=== GIVEN RECORDS ===
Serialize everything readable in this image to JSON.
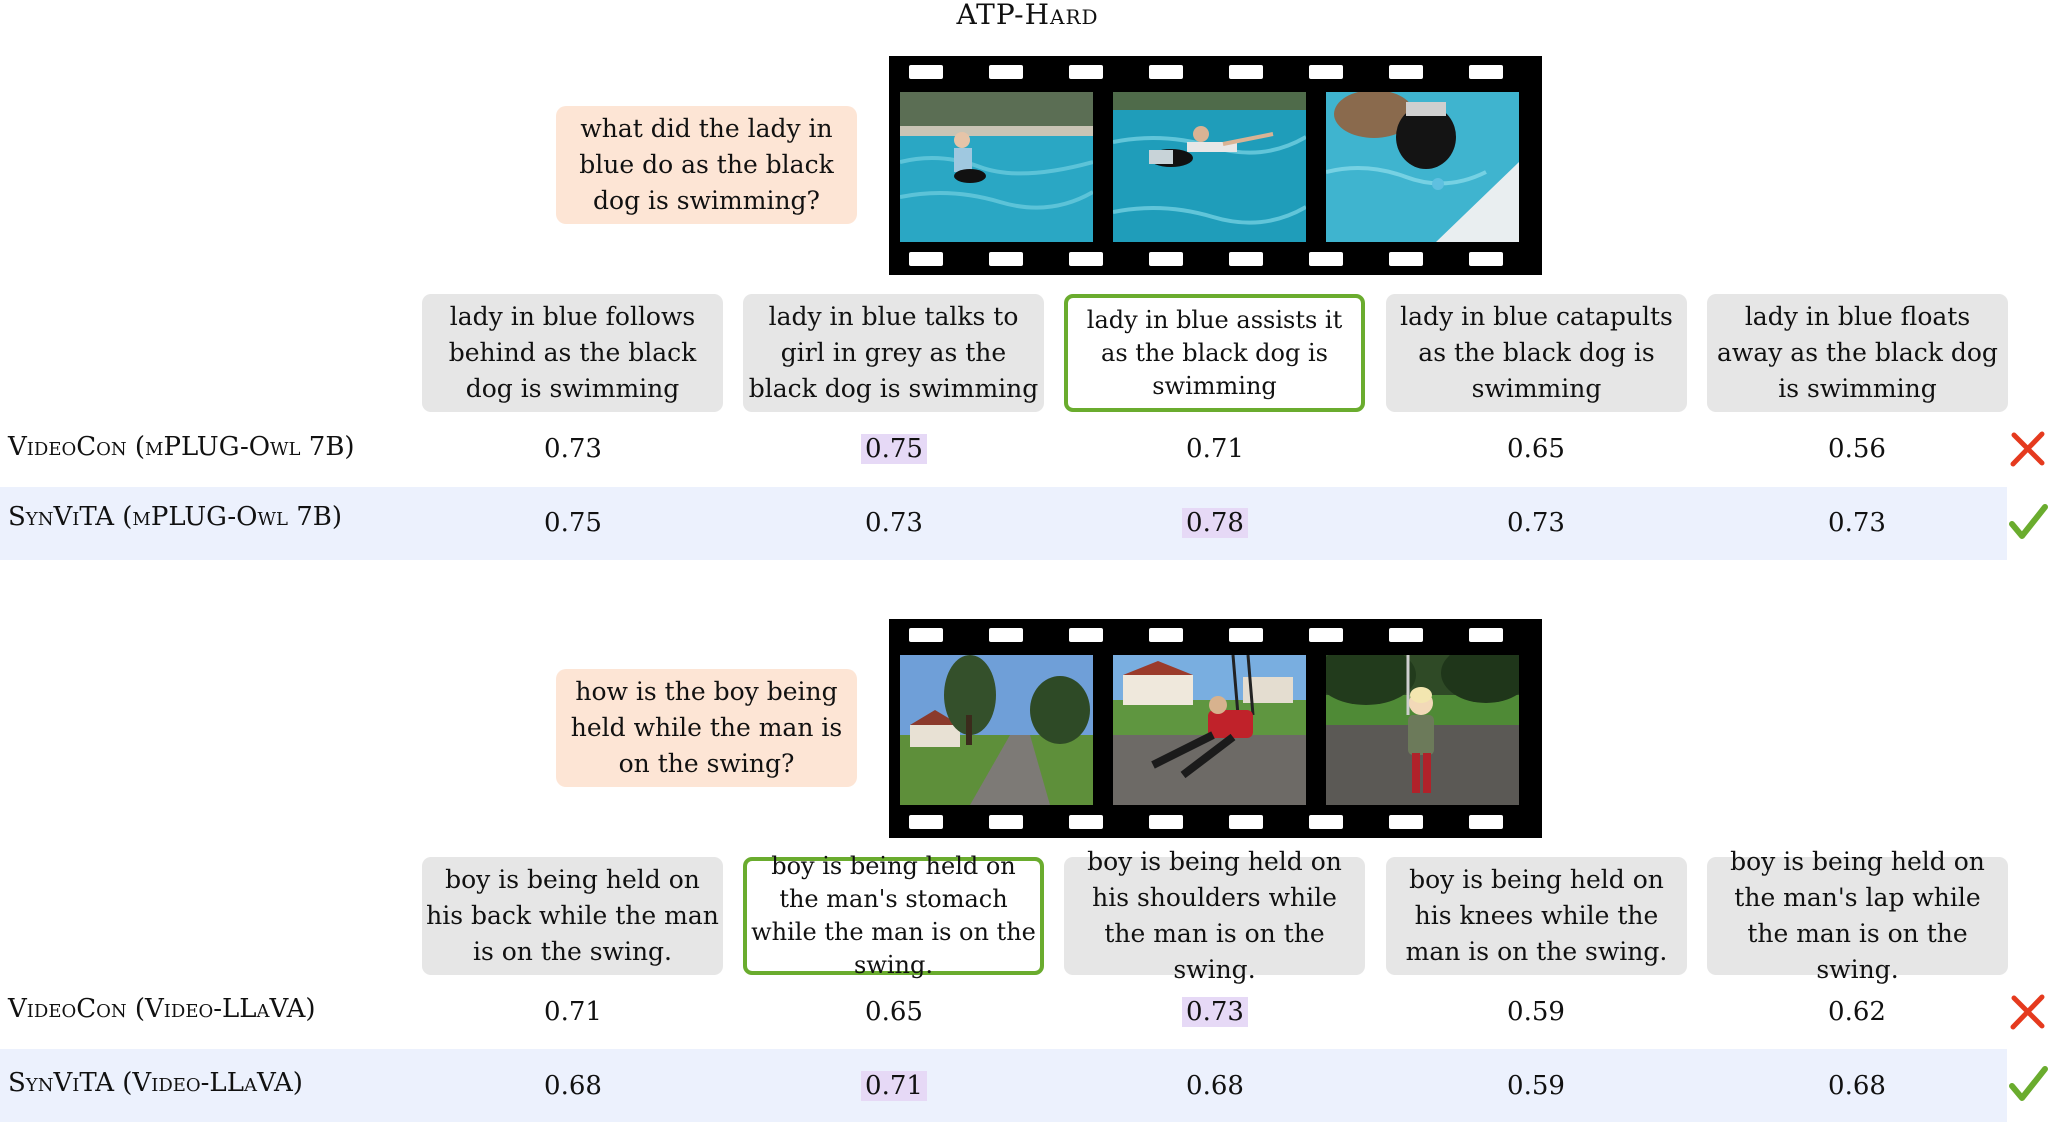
{
  "title": "ATP-Hard",
  "panels": [
    {
      "question": "what did the lady in blue do as the black dog is swimming?",
      "frames": [
        "pool-frame-1",
        "pool-frame-2",
        "pool-frame-3"
      ],
      "options": [
        "lady in blue follows behind as the black dog is swimming",
        "lady in blue talks to girl in grey as the black dog is swimming",
        "lady in blue assists it as the black dog is swimming",
        "lady in blue catapults as the black dog is swimming",
        "lady in blue floats away as the black dog is swimming"
      ],
      "correct_index": 2,
      "rows": [
        {
          "model": "VideoCon (mPLUG-Owl 7B)",
          "scores": [
            "0.73",
            "0.75",
            "0.71",
            "0.65",
            "0.56"
          ],
          "highlight_index": 1,
          "result": "cross"
        },
        {
          "model": "SynViTA (mPLUG-Owl 7B)",
          "scores": [
            "0.75",
            "0.73",
            "0.78",
            "0.73",
            "0.73"
          ],
          "highlight_index": 2,
          "result": "check"
        }
      ]
    },
    {
      "question": "how is the boy being held while the man is on the swing?",
      "frames": [
        "park-frame-1",
        "park-frame-2",
        "park-frame-3"
      ],
      "options": [
        "boy is being held on his back while the man is on the swing.",
        "boy is being held on the man's stomach while the man is on the swing.",
        "boy is being held on his shoulders while the man is on the swing.",
        "boy is being held on his knees while the man is on the swing.",
        "boy is being held on the man's lap while the man is on the swing."
      ],
      "correct_index": 1,
      "rows": [
        {
          "model": "VideoCon (Video-LLaVA)",
          "scores": [
            "0.71",
            "0.65",
            "0.73",
            "0.59",
            "0.62"
          ],
          "highlight_index": 2,
          "result": "cross"
        },
        {
          "model": "SynViTA (Video-LLaVA)",
          "scores": [
            "0.68",
            "0.71",
            "0.68",
            "0.59",
            "0.68"
          ],
          "highlight_index": 1,
          "result": "check"
        }
      ]
    }
  ],
  "colors": {
    "question_bg": "#fde5d5",
    "option_bg": "#e6e6e6",
    "correct_border": "#6aac2e",
    "highlight": "#e6d9f6",
    "band": "#ecf1fd",
    "cross": "#e53a1e",
    "check": "#6aac2e"
  }
}
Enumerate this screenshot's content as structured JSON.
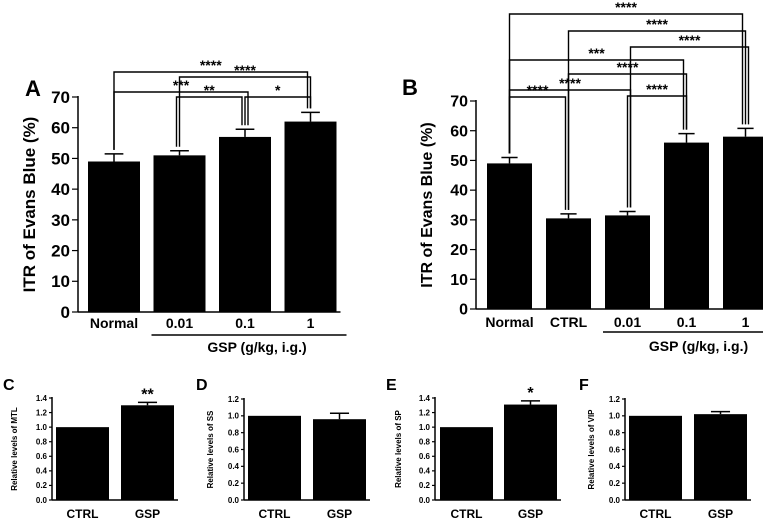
{
  "chart_data": [
    {
      "id": "A",
      "panel_label": "A",
      "type": "bar",
      "ylabel": "ITR of Evans Blue (%)",
      "ylim": [
        0,
        70
      ],
      "yticks": [
        0,
        10,
        20,
        30,
        40,
        50,
        60,
        70
      ],
      "categories": [
        "Normal",
        "0.01",
        "0.1",
        "1"
      ],
      "values": [
        49,
        51,
        57,
        62
      ],
      "errors": [
        2.5,
        1.5,
        2.5,
        3.0
      ],
      "group_label": "GSP (g/kg, i.g.)",
      "group_start": 1,
      "group_end": 3,
      "comparisons": [
        {
          "from": 0,
          "to": 3,
          "label": "****"
        },
        {
          "from": 1,
          "to": 3,
          "label": "****"
        },
        {
          "from": 0,
          "to": 2,
          "label": "***"
        },
        {
          "from": 1,
          "to": 2,
          "label": "**"
        },
        {
          "from": 2,
          "to": 3,
          "label": "*"
        }
      ]
    },
    {
      "id": "B",
      "panel_label": "B",
      "type": "bar",
      "ylabel": "ITR of Evans Blue (%)",
      "ylim": [
        0,
        70
      ],
      "yticks": [
        0,
        10,
        20,
        30,
        40,
        50,
        60,
        70
      ],
      "categories": [
        "Normal",
        "CTRL",
        "0.01",
        "0.1",
        "1"
      ],
      "values": [
        49,
        30.5,
        31.5,
        56,
        58
      ],
      "errors": [
        2.0,
        1.5,
        1.3,
        3.0,
        2.8
      ],
      "group_label": "GSP (g/kg, i.g.)",
      "group_start": 2,
      "group_end": 4,
      "comparisons": [
        {
          "from": 0,
          "to": 4,
          "label": "****"
        },
        {
          "from": 1,
          "to": 4,
          "label": "****"
        },
        {
          "from": 2,
          "to": 4,
          "label": "****"
        },
        {
          "from": 0,
          "to": 3,
          "label": "***"
        },
        {
          "from": 1,
          "to": 3,
          "label": "****"
        },
        {
          "from": 0,
          "to": 2,
          "label": "****"
        },
        {
          "from": 0,
          "to": 1,
          "label": "****"
        },
        {
          "from": 2,
          "to": 3,
          "label": "****"
        }
      ]
    },
    {
      "id": "C",
      "panel_label": "C",
      "type": "bar",
      "ylabel": "Relative levels of MTL",
      "ylim": [
        0,
        1.4
      ],
      "yticks": [
        "0.0",
        "0.2",
        "0.4",
        "0.6",
        "0.8",
        "1.0",
        "1.2",
        "1.4"
      ],
      "categories": [
        "CTRL",
        "GSP"
      ],
      "values": [
        1.0,
        1.3
      ],
      "errors": [
        0,
        0.04
      ],
      "significance": [
        "",
        "**"
      ]
    },
    {
      "id": "D",
      "panel_label": "D",
      "type": "bar",
      "ylabel": "Relative levels of SS",
      "ylim": [
        0,
        1.2
      ],
      "yticks": [
        "0.0",
        "0.2",
        "0.4",
        "0.6",
        "0.8",
        "1.0",
        "1.2"
      ],
      "categories": [
        "CTRL",
        "GSP"
      ],
      "values": [
        1.0,
        0.96
      ],
      "errors": [
        0,
        0.07
      ],
      "significance": [
        "",
        ""
      ]
    },
    {
      "id": "E",
      "panel_label": "E",
      "type": "bar",
      "ylabel": "Relative levels of SP",
      "ylim": [
        0,
        1.4
      ],
      "yticks": [
        "0.0",
        "0.2",
        "0.4",
        "0.6",
        "0.8",
        "1.0",
        "1.2",
        "1.4"
      ],
      "categories": [
        "CTRL",
        "GSP"
      ],
      "values": [
        1.0,
        1.31
      ],
      "errors": [
        0,
        0.05
      ],
      "significance": [
        "",
        "*"
      ]
    },
    {
      "id": "F",
      "panel_label": "F",
      "type": "bar",
      "ylabel": "Relative levels of VIP",
      "ylim": [
        0,
        1.2
      ],
      "yticks": [
        "0.0",
        "0.2",
        "0.4",
        "0.6",
        "0.8",
        "1.0",
        "1.2"
      ],
      "categories": [
        "CTRL",
        "GSP"
      ],
      "values": [
        1.0,
        1.02
      ],
      "errors": [
        0,
        0.03
      ],
      "significance": [
        "",
        ""
      ]
    }
  ]
}
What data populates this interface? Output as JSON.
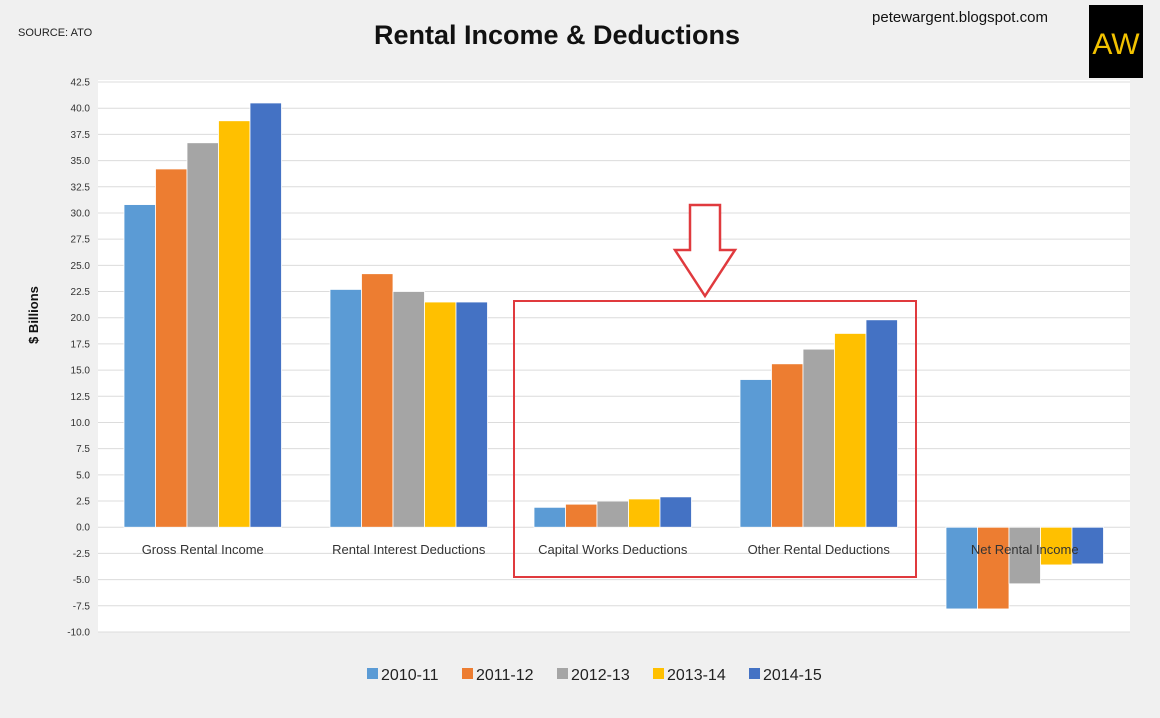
{
  "header": {
    "source": "SOURCE: ATO",
    "blog": "petewargent.blogspot.com",
    "logo_text": "AW"
  },
  "chart_data": {
    "type": "bar",
    "title": "Rental Income & Deductions",
    "xlabel": "",
    "ylabel": "$ Billions",
    "ylim": [
      -10,
      42.5
    ],
    "ytick_step": 2.5,
    "grid": true,
    "legend_position": "bottom",
    "categories": [
      "Gross Rental Income",
      "Rental Interest Deductions",
      "Capital Works Deductions",
      "Other Rental Deductions",
      "Net Rental Income"
    ],
    "series": [
      {
        "name": "2010-11",
        "color": "#5b9bd5",
        "values": [
          30.8,
          22.7,
          1.9,
          14.1,
          -7.8
        ]
      },
      {
        "name": "2011-12",
        "color": "#ed7d31",
        "values": [
          34.2,
          24.2,
          2.2,
          15.6,
          -7.8
        ]
      },
      {
        "name": "2012-13",
        "color": "#a5a5a5",
        "values": [
          36.7,
          22.5,
          2.5,
          17.0,
          -5.4
        ]
      },
      {
        "name": "2013-14",
        "color": "#ffc000",
        "values": [
          38.8,
          21.5,
          2.7,
          18.5,
          -3.6
        ]
      },
      {
        "name": "2014-15",
        "color": "#4472c4",
        "values": [
          40.5,
          21.5,
          2.9,
          19.8,
          -3.5
        ]
      }
    ],
    "highlight": {
      "categories": [
        "Capital Works Deductions",
        "Other Rental Deductions"
      ],
      "color": "#e03a3e"
    }
  }
}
===
◆ WRITTEN PROBLEM
Check the records above line by line and tally those holding the string "park". Answer with the number only.

◆ THE RESPONSE
3